- What the task asks
Go through the material below, count the lines with the word "text", and reply with the count alone.

───── Extracted information ─────

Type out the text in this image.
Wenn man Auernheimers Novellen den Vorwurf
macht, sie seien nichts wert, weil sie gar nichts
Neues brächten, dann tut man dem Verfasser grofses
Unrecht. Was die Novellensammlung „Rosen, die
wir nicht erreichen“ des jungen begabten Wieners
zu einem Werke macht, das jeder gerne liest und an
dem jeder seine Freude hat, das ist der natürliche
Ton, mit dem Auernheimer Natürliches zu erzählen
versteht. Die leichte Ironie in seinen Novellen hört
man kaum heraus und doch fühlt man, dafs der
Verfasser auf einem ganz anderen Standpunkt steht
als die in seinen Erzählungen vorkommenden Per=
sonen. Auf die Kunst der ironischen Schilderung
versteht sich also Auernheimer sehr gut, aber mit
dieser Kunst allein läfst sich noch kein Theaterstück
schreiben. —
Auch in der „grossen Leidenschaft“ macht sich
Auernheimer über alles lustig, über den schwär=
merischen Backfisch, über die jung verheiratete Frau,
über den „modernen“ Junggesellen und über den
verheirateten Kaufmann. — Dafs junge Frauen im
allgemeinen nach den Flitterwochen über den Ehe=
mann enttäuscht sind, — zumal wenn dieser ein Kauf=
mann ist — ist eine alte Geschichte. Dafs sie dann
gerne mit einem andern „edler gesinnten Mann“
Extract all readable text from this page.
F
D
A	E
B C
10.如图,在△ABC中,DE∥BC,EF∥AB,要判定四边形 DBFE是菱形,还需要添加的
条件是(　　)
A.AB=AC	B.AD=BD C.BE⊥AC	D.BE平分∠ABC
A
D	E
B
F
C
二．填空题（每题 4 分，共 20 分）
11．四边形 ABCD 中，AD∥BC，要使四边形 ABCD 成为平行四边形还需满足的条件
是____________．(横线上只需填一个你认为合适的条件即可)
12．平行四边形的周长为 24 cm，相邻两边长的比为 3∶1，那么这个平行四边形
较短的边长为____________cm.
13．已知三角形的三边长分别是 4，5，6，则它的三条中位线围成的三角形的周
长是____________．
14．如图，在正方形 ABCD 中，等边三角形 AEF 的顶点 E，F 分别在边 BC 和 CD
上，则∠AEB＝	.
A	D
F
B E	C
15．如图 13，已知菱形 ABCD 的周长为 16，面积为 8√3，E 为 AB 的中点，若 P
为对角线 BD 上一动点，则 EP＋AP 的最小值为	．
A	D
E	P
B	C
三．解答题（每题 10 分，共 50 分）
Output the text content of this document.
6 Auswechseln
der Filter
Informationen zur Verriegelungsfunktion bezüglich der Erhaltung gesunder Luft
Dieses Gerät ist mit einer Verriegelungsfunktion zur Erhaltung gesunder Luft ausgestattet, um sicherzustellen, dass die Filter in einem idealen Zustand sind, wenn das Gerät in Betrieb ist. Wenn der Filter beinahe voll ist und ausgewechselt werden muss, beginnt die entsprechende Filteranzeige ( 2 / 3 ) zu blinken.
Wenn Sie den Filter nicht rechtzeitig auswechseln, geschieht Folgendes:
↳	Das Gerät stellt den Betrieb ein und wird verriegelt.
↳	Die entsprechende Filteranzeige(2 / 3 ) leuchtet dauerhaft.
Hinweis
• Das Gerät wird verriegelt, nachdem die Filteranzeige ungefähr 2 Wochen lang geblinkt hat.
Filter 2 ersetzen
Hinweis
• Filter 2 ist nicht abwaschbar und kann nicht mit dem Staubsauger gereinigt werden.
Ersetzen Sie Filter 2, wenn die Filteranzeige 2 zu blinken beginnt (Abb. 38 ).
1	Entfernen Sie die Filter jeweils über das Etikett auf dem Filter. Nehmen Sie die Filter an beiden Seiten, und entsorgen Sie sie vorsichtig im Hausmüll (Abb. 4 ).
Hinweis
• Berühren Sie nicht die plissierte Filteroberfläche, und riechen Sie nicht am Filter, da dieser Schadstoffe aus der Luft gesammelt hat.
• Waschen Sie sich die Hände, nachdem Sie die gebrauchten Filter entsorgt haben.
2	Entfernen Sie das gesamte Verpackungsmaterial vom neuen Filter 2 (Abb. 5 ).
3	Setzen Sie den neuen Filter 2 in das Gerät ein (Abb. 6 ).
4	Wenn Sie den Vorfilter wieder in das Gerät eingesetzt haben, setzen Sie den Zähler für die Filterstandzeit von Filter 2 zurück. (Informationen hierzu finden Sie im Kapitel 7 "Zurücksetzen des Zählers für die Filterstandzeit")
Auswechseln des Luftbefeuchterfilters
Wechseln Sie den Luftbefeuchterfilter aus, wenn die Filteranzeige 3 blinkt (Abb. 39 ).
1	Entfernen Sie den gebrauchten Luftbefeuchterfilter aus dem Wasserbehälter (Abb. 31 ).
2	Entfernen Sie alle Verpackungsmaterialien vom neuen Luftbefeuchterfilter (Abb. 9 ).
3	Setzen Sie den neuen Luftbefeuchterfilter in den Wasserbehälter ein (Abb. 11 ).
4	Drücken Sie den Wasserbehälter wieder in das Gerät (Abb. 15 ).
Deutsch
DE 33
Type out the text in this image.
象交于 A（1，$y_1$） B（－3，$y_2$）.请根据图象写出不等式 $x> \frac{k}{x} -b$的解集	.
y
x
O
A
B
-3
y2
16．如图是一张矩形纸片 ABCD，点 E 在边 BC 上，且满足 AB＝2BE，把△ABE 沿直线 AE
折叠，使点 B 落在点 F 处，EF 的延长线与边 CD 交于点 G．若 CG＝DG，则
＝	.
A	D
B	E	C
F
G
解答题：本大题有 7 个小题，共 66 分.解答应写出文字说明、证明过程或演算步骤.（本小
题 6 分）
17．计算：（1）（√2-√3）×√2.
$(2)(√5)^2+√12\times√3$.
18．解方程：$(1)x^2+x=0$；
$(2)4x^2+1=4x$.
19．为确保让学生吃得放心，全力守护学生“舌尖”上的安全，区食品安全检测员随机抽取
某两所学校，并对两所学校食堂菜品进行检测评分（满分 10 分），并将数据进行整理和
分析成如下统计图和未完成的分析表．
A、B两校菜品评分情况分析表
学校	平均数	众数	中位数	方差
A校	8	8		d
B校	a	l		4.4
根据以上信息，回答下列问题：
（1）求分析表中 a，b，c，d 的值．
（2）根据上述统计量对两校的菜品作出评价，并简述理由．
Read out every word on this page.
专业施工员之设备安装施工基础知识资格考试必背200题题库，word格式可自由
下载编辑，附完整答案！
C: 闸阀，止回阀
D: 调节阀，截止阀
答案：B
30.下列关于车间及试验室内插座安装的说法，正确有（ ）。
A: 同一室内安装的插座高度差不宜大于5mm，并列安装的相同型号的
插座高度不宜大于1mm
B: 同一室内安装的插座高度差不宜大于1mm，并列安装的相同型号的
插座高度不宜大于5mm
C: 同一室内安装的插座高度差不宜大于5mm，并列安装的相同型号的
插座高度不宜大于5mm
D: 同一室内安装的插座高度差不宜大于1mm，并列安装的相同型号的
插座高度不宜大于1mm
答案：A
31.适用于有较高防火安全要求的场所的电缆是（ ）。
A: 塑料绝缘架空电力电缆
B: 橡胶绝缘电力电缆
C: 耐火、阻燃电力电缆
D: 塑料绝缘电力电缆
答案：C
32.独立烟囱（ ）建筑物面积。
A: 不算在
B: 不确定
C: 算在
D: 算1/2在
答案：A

─────

- Output
4